BEGIN

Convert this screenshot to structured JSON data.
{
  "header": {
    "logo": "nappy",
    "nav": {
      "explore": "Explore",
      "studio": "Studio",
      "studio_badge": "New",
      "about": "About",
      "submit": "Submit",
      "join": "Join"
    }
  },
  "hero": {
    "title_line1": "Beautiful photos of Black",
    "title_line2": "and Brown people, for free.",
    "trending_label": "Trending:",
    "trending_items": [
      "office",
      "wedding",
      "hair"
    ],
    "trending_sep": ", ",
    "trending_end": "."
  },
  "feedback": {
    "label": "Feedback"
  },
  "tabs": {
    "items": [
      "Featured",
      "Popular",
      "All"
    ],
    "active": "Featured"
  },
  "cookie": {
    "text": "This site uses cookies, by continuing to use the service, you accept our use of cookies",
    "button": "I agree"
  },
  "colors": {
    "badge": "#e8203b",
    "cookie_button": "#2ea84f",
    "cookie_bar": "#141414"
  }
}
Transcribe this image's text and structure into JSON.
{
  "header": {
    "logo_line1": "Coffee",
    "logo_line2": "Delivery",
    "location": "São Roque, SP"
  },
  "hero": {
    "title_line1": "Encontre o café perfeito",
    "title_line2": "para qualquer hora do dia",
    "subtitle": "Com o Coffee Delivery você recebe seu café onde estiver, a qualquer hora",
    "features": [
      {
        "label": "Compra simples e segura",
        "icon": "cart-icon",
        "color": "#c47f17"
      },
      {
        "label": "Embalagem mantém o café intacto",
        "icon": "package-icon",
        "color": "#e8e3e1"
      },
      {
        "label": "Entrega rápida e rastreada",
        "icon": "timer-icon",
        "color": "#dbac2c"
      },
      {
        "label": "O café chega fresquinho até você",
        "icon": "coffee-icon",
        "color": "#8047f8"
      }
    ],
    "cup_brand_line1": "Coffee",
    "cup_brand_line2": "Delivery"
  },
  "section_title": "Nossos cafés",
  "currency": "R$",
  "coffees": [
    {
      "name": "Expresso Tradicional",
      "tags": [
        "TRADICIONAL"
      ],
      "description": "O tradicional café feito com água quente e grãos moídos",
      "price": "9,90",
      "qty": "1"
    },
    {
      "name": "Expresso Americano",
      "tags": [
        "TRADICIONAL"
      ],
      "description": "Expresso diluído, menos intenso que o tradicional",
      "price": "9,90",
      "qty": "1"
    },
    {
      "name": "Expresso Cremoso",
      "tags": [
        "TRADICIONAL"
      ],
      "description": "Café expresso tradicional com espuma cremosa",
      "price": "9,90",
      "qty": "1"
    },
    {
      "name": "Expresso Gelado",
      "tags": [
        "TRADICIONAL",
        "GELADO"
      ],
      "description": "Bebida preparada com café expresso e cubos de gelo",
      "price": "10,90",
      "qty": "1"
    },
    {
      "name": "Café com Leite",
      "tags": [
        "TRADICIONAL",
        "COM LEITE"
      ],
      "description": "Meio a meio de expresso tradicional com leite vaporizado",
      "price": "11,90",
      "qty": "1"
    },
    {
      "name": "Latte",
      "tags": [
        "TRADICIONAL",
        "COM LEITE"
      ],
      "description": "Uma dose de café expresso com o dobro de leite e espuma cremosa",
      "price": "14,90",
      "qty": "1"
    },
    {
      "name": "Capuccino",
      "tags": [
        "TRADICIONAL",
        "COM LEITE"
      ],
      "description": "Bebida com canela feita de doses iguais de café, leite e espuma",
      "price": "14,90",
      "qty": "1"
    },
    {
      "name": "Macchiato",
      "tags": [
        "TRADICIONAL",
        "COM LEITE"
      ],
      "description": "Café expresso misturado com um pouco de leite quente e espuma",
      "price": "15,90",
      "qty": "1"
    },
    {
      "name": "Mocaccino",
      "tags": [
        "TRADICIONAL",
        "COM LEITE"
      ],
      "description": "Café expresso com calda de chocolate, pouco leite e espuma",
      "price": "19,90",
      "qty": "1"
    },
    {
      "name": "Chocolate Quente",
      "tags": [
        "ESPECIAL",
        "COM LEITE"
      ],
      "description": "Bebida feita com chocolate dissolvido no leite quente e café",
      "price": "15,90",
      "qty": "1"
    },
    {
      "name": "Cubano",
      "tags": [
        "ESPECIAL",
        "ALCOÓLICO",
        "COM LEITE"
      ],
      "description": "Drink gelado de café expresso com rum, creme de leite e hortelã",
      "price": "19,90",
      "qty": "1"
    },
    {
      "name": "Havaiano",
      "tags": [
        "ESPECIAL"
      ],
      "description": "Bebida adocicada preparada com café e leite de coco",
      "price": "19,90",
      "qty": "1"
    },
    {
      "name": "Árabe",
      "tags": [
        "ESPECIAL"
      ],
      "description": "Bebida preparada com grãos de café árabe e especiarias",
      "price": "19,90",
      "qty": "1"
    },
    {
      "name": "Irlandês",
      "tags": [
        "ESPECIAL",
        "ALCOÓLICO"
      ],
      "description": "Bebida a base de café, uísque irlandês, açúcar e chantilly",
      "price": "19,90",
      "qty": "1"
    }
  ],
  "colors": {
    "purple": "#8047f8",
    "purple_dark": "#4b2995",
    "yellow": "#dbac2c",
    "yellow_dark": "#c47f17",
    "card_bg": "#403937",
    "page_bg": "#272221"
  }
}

END

■ Short task:
Pull out all lines containing the word "Delivery" from the entries above.

■ Complete output:
    "logo_line2": "Delivery",
    "subtitle": "Com o Coffee Delivery você recebe seu café onde estiver, a qualquer hora",
    "cup_brand_line2": "Delivery"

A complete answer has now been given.